-- Entries shown start --
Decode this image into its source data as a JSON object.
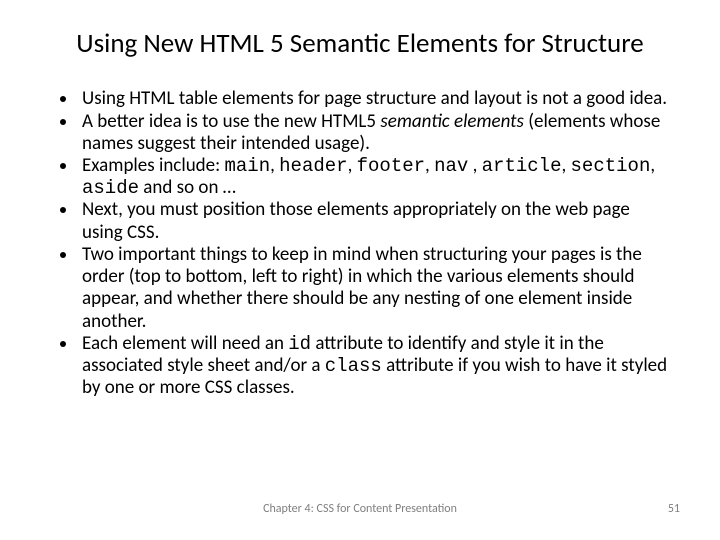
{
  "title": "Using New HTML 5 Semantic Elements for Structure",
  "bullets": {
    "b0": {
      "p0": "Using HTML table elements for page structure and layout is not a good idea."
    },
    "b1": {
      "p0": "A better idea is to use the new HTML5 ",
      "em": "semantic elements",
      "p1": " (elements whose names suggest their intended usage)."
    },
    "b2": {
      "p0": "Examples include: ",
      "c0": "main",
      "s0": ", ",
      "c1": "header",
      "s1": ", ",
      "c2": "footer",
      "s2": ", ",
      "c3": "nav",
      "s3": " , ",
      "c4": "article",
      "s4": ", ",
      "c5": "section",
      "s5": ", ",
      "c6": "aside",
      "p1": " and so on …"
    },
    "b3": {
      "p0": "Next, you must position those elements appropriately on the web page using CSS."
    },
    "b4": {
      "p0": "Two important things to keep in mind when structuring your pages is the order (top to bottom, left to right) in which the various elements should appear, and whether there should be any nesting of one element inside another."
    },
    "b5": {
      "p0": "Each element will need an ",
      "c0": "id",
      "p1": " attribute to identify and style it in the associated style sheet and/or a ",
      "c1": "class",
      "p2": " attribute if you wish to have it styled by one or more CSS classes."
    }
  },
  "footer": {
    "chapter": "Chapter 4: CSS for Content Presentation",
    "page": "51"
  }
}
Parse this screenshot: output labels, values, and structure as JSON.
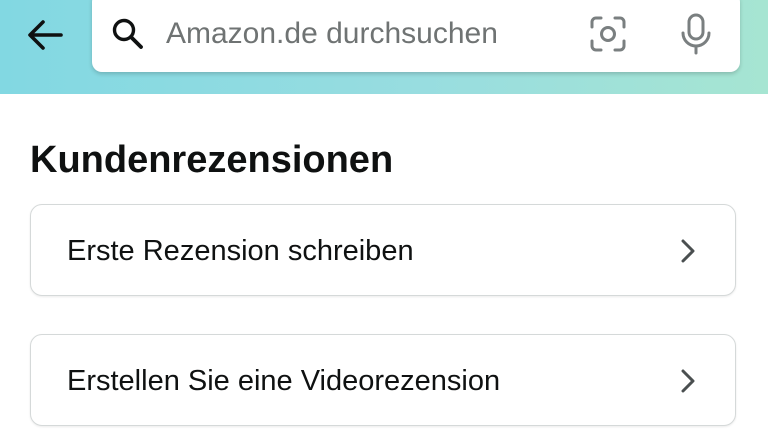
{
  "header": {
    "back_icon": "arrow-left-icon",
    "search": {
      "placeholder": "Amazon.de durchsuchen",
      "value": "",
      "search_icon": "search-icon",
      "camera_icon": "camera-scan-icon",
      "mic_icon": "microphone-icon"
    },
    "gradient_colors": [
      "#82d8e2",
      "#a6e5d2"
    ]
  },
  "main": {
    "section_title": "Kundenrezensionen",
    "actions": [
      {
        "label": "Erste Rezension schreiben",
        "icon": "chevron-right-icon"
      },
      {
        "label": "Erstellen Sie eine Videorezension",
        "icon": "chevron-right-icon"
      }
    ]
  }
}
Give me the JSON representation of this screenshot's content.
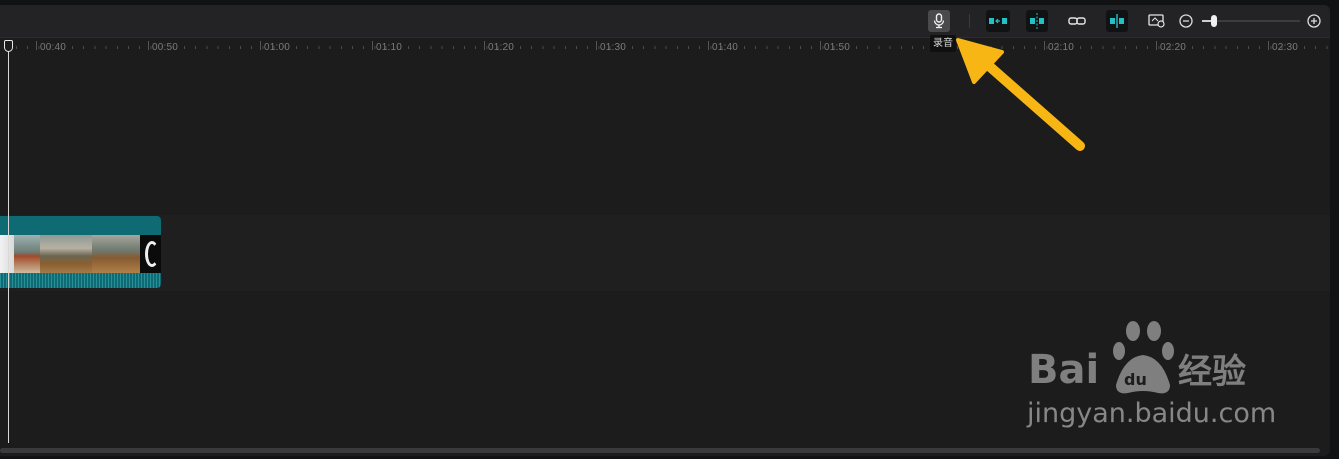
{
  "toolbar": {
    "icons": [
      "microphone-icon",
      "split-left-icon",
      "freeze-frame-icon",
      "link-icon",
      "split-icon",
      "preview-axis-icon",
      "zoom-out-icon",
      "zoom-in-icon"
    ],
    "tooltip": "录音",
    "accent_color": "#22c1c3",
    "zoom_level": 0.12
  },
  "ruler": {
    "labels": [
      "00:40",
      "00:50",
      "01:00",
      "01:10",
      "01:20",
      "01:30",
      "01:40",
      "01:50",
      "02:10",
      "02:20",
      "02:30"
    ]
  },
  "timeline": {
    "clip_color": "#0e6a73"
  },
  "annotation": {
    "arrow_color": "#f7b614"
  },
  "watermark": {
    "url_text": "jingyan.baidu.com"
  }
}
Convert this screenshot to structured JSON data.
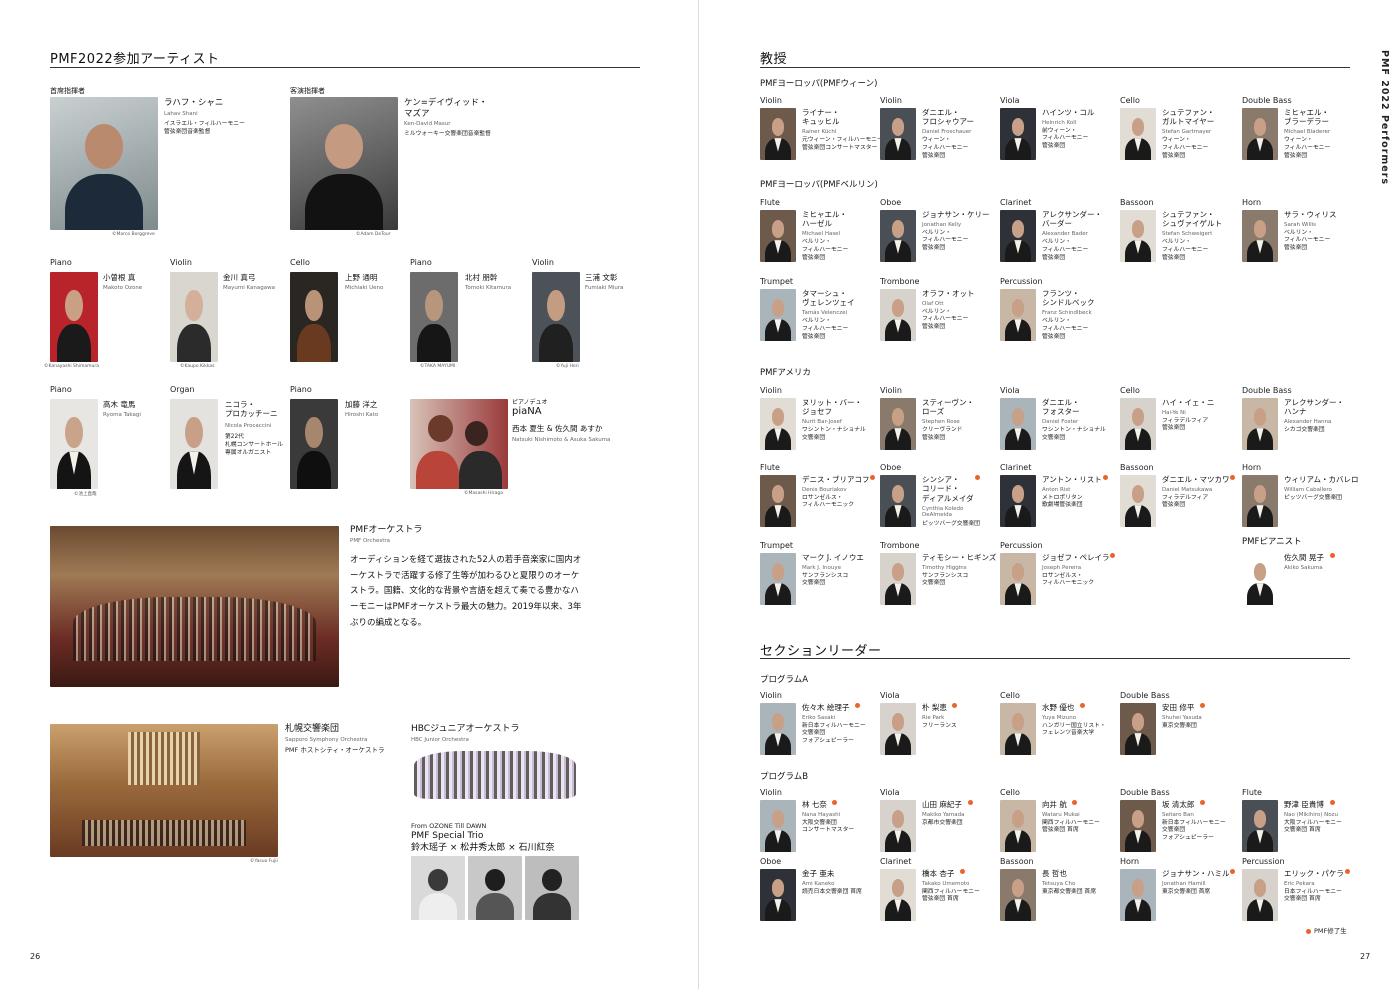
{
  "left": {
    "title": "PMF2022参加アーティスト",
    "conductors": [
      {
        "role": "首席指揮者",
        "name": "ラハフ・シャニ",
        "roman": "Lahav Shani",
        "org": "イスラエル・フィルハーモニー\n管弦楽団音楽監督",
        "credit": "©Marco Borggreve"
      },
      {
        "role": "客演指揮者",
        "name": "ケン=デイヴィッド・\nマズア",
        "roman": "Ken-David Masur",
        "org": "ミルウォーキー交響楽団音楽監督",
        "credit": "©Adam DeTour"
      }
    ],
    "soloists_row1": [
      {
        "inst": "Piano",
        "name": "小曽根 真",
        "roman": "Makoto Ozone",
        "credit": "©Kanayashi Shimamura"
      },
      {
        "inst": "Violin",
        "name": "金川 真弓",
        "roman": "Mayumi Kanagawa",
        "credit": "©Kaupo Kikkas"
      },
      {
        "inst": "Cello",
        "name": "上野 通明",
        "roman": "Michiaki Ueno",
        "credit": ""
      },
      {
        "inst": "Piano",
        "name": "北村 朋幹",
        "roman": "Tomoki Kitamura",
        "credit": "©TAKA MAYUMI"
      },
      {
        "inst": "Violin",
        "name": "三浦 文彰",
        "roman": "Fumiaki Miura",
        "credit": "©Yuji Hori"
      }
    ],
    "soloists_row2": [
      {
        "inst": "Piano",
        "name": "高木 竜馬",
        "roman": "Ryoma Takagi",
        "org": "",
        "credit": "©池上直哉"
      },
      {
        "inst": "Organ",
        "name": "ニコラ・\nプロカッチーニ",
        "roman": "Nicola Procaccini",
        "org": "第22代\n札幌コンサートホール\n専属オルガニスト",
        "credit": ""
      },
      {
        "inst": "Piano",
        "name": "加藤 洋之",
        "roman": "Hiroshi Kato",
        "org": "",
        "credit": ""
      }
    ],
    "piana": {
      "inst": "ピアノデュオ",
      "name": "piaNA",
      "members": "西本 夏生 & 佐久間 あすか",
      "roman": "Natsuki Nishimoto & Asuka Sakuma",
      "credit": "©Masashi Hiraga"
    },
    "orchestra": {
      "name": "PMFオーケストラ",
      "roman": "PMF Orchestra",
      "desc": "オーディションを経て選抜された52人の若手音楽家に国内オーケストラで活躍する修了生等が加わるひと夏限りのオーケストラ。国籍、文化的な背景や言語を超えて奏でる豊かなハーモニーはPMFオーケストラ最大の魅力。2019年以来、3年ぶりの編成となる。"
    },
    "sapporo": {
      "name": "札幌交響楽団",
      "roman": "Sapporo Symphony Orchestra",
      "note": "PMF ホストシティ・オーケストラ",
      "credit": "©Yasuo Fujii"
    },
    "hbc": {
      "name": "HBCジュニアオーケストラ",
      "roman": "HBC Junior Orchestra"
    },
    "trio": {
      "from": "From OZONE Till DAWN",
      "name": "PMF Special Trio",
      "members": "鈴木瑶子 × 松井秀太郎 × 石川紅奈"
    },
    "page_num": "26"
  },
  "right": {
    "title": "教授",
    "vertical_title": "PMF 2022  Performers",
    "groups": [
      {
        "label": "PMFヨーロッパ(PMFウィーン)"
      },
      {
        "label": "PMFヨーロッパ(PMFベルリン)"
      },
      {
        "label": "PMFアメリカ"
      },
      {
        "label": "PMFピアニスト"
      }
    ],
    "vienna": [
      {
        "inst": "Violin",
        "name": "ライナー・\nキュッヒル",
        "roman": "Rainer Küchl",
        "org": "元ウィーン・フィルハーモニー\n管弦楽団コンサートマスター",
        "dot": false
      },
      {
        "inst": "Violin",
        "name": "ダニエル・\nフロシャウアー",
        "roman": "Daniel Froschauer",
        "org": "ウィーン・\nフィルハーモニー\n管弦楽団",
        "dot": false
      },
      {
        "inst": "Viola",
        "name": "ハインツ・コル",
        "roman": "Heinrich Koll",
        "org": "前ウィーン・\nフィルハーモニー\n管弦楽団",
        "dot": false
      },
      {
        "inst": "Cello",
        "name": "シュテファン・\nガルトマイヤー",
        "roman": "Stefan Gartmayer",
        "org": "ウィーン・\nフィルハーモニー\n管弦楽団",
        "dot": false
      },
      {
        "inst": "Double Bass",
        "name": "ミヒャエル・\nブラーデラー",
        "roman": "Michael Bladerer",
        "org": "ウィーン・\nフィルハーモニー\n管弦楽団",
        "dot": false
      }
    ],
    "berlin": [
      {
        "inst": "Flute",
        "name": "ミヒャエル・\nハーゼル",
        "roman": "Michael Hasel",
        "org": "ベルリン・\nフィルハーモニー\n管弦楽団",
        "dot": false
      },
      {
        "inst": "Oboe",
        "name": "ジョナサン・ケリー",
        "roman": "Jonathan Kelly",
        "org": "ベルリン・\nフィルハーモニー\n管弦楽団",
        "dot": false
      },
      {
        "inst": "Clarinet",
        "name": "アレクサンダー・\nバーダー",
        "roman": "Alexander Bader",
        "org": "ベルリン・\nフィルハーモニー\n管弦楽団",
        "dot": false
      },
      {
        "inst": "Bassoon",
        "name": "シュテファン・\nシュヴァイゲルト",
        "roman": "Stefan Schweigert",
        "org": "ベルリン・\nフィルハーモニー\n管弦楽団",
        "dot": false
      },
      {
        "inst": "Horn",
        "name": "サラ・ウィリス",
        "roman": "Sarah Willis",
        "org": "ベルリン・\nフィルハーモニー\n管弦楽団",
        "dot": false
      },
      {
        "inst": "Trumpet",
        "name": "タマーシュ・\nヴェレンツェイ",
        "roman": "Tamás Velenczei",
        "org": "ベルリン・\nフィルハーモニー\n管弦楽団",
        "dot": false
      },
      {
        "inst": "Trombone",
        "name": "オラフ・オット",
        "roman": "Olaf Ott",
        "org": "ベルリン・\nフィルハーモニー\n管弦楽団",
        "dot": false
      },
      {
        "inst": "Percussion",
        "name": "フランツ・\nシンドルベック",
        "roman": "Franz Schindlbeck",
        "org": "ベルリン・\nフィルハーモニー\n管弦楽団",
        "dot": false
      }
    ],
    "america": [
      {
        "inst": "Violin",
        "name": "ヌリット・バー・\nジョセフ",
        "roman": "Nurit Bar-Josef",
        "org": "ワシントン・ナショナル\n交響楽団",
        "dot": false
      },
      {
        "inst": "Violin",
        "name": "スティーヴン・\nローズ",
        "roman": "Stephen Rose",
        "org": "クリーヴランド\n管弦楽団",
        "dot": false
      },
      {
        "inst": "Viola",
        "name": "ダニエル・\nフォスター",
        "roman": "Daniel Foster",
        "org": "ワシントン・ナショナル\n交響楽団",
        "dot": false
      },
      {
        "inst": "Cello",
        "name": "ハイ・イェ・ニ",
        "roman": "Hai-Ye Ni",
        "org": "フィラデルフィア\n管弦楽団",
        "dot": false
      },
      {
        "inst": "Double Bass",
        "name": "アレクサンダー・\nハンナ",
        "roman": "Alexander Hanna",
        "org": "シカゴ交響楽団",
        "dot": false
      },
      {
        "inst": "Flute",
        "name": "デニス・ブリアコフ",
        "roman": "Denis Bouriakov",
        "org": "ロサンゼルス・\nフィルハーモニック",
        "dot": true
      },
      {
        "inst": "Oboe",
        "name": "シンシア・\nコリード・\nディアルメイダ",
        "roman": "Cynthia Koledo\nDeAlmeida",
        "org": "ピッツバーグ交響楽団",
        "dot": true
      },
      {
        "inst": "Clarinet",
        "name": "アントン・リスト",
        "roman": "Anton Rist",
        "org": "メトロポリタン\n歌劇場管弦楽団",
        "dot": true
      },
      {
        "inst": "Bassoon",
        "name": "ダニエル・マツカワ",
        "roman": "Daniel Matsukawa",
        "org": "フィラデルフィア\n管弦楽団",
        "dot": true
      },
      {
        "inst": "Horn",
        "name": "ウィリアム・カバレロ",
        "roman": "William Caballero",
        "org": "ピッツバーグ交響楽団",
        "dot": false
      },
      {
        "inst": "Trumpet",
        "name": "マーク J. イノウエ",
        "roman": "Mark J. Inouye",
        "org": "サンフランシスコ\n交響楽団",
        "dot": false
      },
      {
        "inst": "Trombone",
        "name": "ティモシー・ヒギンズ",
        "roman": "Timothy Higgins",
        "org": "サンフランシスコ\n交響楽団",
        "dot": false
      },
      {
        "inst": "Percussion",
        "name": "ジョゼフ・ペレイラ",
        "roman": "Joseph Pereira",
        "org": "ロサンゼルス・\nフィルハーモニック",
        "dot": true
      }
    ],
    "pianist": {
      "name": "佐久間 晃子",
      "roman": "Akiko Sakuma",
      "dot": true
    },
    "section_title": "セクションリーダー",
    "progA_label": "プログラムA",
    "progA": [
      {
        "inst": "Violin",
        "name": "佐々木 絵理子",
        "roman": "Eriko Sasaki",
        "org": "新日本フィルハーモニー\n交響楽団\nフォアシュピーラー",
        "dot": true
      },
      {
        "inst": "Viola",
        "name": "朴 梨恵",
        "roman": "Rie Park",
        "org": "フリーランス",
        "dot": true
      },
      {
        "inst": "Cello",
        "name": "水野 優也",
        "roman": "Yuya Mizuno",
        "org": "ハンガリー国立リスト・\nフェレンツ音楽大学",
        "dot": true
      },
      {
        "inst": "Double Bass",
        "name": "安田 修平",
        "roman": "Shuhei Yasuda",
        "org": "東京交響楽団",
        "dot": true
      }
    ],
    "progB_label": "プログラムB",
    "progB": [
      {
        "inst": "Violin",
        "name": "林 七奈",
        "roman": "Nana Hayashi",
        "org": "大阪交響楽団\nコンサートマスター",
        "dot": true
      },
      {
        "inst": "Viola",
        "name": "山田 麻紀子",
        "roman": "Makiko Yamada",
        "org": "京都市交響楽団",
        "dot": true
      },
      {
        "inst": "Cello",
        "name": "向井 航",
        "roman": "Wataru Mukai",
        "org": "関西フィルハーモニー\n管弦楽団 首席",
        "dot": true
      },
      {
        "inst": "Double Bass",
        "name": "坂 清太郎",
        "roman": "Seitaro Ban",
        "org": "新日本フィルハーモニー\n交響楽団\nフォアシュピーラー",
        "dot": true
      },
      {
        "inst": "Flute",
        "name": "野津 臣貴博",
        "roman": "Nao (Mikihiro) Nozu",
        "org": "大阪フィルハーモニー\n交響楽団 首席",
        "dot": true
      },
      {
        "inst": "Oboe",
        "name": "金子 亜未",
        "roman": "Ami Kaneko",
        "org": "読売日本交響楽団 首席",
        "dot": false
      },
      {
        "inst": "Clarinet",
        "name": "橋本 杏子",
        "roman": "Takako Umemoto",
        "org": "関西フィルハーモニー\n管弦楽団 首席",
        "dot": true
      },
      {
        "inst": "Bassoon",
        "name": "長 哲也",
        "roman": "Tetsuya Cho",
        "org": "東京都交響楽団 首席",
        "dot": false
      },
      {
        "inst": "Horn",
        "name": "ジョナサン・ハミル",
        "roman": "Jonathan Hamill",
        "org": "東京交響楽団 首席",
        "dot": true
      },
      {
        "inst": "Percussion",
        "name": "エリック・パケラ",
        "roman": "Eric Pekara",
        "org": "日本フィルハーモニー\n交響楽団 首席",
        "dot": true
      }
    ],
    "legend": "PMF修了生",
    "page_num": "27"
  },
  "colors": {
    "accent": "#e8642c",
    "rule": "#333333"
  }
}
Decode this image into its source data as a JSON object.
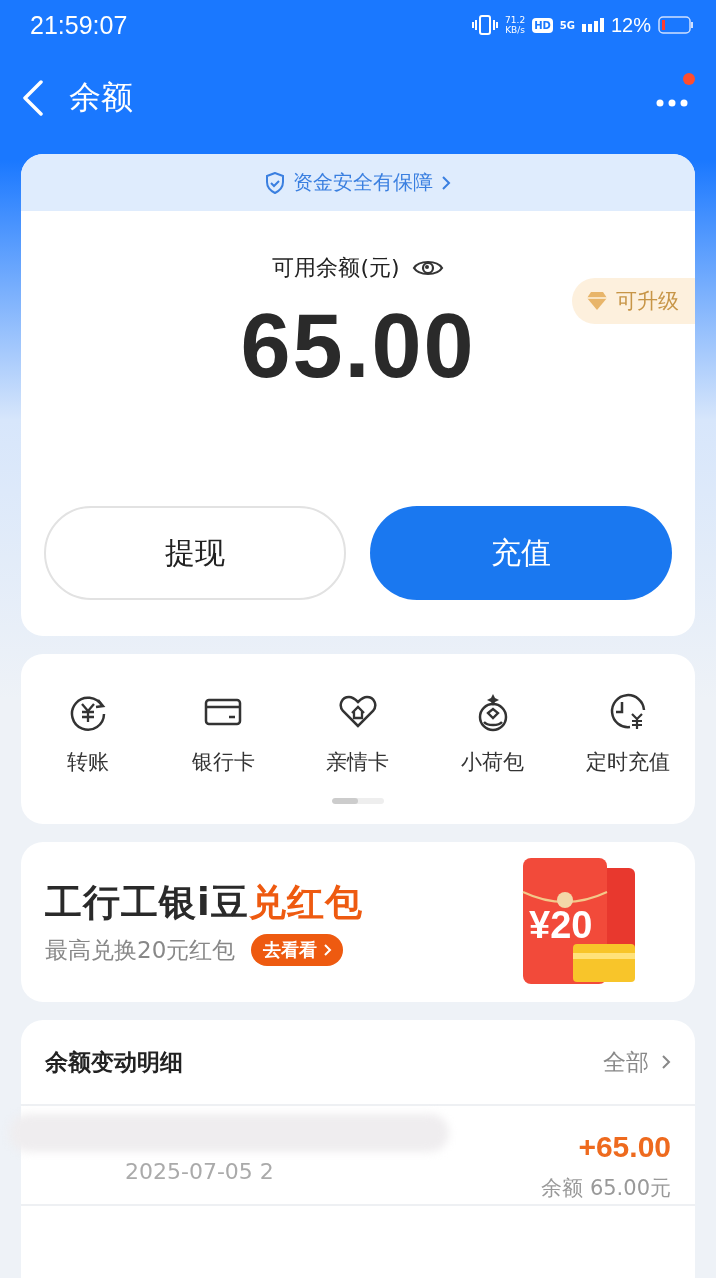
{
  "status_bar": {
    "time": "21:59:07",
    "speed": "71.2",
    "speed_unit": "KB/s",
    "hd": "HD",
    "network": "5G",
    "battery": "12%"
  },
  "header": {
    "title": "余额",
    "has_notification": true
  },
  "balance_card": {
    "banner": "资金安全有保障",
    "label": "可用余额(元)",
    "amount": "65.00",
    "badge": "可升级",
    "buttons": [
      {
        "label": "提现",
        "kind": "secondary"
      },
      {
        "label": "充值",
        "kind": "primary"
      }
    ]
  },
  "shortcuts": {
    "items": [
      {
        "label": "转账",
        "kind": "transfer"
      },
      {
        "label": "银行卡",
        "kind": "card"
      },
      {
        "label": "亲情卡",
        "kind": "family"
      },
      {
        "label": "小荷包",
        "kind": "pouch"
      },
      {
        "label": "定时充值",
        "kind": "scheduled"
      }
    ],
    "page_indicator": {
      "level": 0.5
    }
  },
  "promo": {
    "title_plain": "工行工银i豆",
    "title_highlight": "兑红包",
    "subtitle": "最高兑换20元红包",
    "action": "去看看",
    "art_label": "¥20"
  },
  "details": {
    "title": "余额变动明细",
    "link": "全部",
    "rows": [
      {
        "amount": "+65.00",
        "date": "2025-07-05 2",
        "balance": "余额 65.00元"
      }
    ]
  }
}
-- Entries shown end --
Given request
Select from the material above each line in which the string "kind" appears, and list those lines.

In response
        "kind": "secondary"
        "kind": "primary"
        "kind": "transfer"
        "kind": "card"
        "kind": "family"
        "kind": "pouch"
        "kind": "scheduled"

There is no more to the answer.